Exercise :: All of the data must be printed exactly; please include every line.

** BEGIN Exercise inputs **

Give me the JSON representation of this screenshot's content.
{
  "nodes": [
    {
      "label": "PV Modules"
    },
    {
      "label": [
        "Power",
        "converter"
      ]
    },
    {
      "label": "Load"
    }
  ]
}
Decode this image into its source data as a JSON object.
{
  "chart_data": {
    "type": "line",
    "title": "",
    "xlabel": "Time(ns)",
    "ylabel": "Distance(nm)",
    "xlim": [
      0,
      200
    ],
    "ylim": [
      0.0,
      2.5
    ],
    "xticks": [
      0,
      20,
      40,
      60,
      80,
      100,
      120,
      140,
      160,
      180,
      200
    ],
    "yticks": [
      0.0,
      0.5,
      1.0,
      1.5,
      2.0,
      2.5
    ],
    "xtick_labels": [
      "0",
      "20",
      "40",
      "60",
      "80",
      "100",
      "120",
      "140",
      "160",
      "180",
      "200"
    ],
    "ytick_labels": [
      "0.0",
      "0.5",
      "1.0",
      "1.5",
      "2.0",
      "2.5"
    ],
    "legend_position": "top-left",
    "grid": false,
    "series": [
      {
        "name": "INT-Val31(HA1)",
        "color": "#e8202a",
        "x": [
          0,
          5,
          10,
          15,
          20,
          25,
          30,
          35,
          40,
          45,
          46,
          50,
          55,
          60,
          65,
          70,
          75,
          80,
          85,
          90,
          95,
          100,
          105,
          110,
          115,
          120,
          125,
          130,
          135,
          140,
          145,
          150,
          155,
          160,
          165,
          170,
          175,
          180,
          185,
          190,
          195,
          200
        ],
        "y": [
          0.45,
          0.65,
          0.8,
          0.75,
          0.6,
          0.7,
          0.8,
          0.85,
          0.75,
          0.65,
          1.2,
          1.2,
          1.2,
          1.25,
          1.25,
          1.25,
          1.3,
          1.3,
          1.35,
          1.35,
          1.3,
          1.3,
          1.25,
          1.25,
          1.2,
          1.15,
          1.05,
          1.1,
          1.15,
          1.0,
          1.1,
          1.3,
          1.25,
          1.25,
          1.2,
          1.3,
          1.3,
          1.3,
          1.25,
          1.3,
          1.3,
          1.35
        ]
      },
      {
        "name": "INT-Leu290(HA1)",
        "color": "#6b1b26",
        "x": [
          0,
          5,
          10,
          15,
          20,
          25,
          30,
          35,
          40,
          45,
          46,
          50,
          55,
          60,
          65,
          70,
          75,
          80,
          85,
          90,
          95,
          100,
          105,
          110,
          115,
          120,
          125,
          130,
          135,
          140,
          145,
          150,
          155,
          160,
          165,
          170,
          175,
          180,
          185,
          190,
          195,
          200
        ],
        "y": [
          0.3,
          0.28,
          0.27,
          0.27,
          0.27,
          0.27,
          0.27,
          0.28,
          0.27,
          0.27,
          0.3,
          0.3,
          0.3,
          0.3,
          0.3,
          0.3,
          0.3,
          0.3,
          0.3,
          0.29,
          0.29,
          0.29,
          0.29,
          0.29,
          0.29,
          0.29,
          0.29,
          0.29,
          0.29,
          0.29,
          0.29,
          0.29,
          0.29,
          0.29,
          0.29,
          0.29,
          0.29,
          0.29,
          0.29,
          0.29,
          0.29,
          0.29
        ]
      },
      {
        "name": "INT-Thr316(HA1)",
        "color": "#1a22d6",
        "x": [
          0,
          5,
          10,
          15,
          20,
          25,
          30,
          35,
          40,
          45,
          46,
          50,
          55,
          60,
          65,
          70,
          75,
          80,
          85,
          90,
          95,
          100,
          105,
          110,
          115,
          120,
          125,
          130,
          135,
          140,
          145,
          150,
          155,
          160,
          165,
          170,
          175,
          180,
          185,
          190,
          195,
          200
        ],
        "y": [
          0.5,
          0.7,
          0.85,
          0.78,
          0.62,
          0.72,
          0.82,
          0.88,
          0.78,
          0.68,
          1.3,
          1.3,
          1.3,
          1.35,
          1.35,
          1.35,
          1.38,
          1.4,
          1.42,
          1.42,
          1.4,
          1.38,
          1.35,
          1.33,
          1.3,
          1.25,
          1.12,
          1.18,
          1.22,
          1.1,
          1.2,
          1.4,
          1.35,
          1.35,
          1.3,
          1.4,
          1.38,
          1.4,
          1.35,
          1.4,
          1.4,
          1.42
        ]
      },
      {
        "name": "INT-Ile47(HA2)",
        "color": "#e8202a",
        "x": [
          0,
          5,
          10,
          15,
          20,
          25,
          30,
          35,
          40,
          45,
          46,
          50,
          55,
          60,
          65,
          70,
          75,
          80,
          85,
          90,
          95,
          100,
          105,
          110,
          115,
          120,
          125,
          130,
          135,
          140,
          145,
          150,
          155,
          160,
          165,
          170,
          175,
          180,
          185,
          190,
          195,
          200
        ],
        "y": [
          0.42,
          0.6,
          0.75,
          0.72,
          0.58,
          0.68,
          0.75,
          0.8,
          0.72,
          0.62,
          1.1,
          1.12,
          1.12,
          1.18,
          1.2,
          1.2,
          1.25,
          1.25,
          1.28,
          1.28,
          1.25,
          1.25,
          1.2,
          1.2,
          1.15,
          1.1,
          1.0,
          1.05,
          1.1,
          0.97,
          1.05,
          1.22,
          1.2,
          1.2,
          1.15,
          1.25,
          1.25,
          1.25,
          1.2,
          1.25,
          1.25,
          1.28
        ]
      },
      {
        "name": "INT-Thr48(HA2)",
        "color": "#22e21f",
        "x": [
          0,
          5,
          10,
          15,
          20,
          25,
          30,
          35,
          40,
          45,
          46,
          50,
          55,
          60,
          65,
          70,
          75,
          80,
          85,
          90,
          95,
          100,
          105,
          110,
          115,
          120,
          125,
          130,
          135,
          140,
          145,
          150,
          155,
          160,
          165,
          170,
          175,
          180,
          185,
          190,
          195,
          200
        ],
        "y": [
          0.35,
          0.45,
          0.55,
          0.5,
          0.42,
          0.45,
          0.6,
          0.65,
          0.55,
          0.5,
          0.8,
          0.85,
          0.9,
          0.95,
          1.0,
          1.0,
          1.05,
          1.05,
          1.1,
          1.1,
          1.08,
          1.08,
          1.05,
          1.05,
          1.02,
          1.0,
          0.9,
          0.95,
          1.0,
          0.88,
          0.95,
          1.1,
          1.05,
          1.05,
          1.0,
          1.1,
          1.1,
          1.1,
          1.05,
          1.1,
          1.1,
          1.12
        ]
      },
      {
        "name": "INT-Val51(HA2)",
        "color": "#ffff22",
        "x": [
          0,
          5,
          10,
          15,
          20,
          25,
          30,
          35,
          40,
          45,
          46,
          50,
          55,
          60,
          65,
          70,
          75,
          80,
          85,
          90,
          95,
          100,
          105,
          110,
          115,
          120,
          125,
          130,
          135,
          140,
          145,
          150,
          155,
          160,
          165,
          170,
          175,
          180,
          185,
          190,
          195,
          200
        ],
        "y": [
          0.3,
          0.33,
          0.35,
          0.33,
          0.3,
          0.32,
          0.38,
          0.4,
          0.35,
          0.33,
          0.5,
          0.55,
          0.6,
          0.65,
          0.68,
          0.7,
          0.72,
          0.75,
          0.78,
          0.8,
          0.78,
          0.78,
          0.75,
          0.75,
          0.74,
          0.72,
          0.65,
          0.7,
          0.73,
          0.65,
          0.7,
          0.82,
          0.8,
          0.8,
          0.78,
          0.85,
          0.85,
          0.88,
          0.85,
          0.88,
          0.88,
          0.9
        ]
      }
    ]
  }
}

** END Exercise inputs **

Written answer ::
Give me the JSON representation of this screenshot's content.
{
  "nodes": [
    {
      "label": "PV Modules"
    },
    {
      "label": [
        "Power",
        "converter"
      ]
    },
    {
      "label": "Load"
    }
  ]
}
Decode this image into its source data as a JSON object.
{
  "chart_data": {
    "type": "line",
    "title": "",
    "xlabel": "Time(ns)",
    "ylabel": "Distance(nm)",
    "xlim": [
      0,
      200
    ],
    "ylim": [
      0.0,
      2.5
    ],
    "xticks": [
      0,
      20,
      40,
      60,
      80,
      100,
      120,
      140,
      160,
      180,
      200
    ],
    "yticks": [
      0.0,
      0.5,
      1.0,
      1.5,
      2.0,
      2.5
    ],
    "xtick_labels": [
      "0",
      "20",
      "40",
      "60",
      "80",
      "100",
      "120",
      "140",
      "160",
      "180",
      "200"
    ],
    "ytick_labels": [
      "0.0",
      "0.5",
      "1.0",
      "1.5",
      "2.0",
      "2.5"
    ],
    "legend_position": "top-left",
    "grid": false,
    "series": [
      {
        "name": "INT-Val31(HA1)",
        "color": "#e8202a",
        "x": [
          0,
          5,
          10,
          15,
          20,
          25,
          30,
          35,
          40,
          45,
          46,
          50,
          55,
          60,
          65,
          70,
          75,
          80,
          85,
          90,
          95,
          100,
          105,
          110,
          115,
          120,
          125,
          130,
          135,
          140,
          145,
          150,
          155,
          160,
          165,
          170,
          175,
          180,
          185,
          190,
          195,
          200
        ],
        "y": [
          0.45,
          0.65,
          0.8,
          0.75,
          0.6,
          0.7,
          0.8,
          0.85,
          0.75,
          0.65,
          1.2,
          1.2,
          1.2,
          1.25,
          1.25,
          1.25,
          1.3,
          1.3,
          1.35,
          1.35,
          1.3,
          1.3,
          1.25,
          1.25,
          1.2,
          1.15,
          1.05,
          1.1,
          1.15,
          1.0,
          1.1,
          1.3,
          1.25,
          1.25,
          1.2,
          1.3,
          1.3,
          1.3,
          1.25,
          1.3,
          1.3,
          1.35
        ]
      },
      {
        "name": "INT-Leu290(HA1)",
        "color": "#6b1b26",
        "x": [
          0,
          5,
          10,
          15,
          20,
          25,
          30,
          35,
          40,
          45,
          46,
          50,
          55,
          60,
          65,
          70,
          75,
          80,
          85,
          90,
          95,
          100,
          105,
          110,
          115,
          120,
          125,
          130,
          135,
          140,
          145,
          150,
          155,
          160,
          165,
          170,
          175,
          180,
          185,
          190,
          195,
          200
        ],
        "y": [
          0.3,
          0.28,
          0.27,
          0.27,
          0.27,
          0.27,
          0.27,
          0.28,
          0.27,
          0.27,
          0.3,
          0.3,
          0.3,
          0.3,
          0.3,
          0.3,
          0.3,
          0.3,
          0.3,
          0.29,
          0.29,
          0.29,
          0.29,
          0.29,
          0.29,
          0.29,
          0.29,
          0.29,
          0.29,
          0.29,
          0.29,
          0.29,
          0.29,
          0.29,
          0.29,
          0.29,
          0.29,
          0.29,
          0.29,
          0.29,
          0.29,
          0.29
        ]
      },
      {
        "name": "INT-Thr316(HA1)",
        "color": "#1a22d6",
        "x": [
          0,
          5,
          10,
          15,
          20,
          25,
          30,
          35,
          40,
          45,
          46,
          50,
          55,
          60,
          65,
          70,
          75,
          80,
          85,
          90,
          95,
          100,
          105,
          110,
          115,
          120,
          125,
          130,
          135,
          140,
          145,
          150,
          155,
          160,
          165,
          170,
          175,
          180,
          185,
          190,
          195,
          200
        ],
        "y": [
          0.5,
          0.7,
          0.85,
          0.78,
          0.62,
          0.72,
          0.82,
          0.88,
          0.78,
          0.68,
          1.3,
          1.3,
          1.3,
          1.35,
          1.35,
          1.35,
          1.38,
          1.4,
          1.42,
          1.42,
          1.4,
          1.38,
          1.35,
          1.33,
          1.3,
          1.25,
          1.12,
          1.18,
          1.22,
          1.1,
          1.2,
          1.4,
          1.35,
          1.35,
          1.3,
          1.4,
          1.38,
          1.4,
          1.35,
          1.4,
          1.4,
          1.42
        ]
      },
      {
        "name": "INT-Ile47(HA2)",
        "color": "#e8202a",
        "x": [
          0,
          5,
          10,
          15,
          20,
          25,
          30,
          35,
          40,
          45,
          46,
          50,
          55,
          60,
          65,
          70,
          75,
          80,
          85,
          90,
          95,
          100,
          105,
          110,
          115,
          120,
          125,
          130,
          135,
          140,
          145,
          150,
          155,
          160,
          165,
          170,
          175,
          180,
          185,
          190,
          195,
          200
        ],
        "y": [
          0.42,
          0.6,
          0.75,
          0.72,
          0.58,
          0.68,
          0.75,
          0.8,
          0.72,
          0.62,
          1.1,
          1.12,
          1.12,
          1.18,
          1.2,
          1.2,
          1.25,
          1.25,
          1.28,
          1.28,
          1.25,
          1.25,
          1.2,
          1.2,
          1.15,
          1.1,
          1.0,
          1.05,
          1.1,
          0.97,
          1.05,
          1.22,
          1.2,
          1.2,
          1.15,
          1.25,
          1.25,
          1.25,
          1.2,
          1.25,
          1.25,
          1.28
        ]
      },
      {
        "name": "INT-Thr48(HA2)",
        "color": "#22e21f",
        "x": [
          0,
          5,
          10,
          15,
          20,
          25,
          30,
          35,
          40,
          45,
          46,
          50,
          55,
          60,
          65,
          70,
          75,
          80,
          85,
          90,
          95,
          100,
          105,
          110,
          115,
          120,
          125,
          130,
          135,
          140,
          145,
          150,
          155,
          160,
          165,
          170,
          175,
          180,
          185,
          190,
          195,
          200
        ],
        "y": [
          0.35,
          0.45,
          0.55,
          0.5,
          0.42,
          0.45,
          0.6,
          0.65,
          0.55,
          0.5,
          0.8,
          0.85,
          0.9,
          0.95,
          1.0,
          1.0,
          1.05,
          1.05,
          1.1,
          1.1,
          1.08,
          1.08,
          1.05,
          1.05,
          1.02,
          1.0,
          0.9,
          0.95,
          1.0,
          0.88,
          0.95,
          1.1,
          1.05,
          1.05,
          1.0,
          1.1,
          1.1,
          1.1,
          1.05,
          1.1,
          1.1,
          1.12
        ]
      },
      {
        "name": "INT-Val51(HA2)",
        "color": "#ffff22",
        "x": [
          0,
          5,
          10,
          15,
          20,
          25,
          30,
          35,
          40,
          45,
          46,
          50,
          55,
          60,
          65,
          70,
          75,
          80,
          85,
          90,
          95,
          100,
          105,
          110,
          115,
          120,
          125,
          130,
          135,
          140,
          145,
          150,
          155,
          160,
          165,
          170,
          175,
          180,
          185,
          190,
          195,
          200
        ],
        "y": [
          0.3,
          0.33,
          0.35,
          0.33,
          0.3,
          0.32,
          0.38,
          0.4,
          0.35,
          0.33,
          0.5,
          0.55,
          0.6,
          0.65,
          0.68,
          0.7,
          0.72,
          0.75,
          0.78,
          0.8,
          0.78,
          0.78,
          0.75,
          0.75,
          0.74,
          0.72,
          0.65,
          0.7,
          0.73,
          0.65,
          0.7,
          0.82,
          0.8,
          0.8,
          0.78,
          0.85,
          0.85,
          0.88,
          0.85,
          0.88,
          0.88,
          0.9
        ]
      }
    ]
  }
}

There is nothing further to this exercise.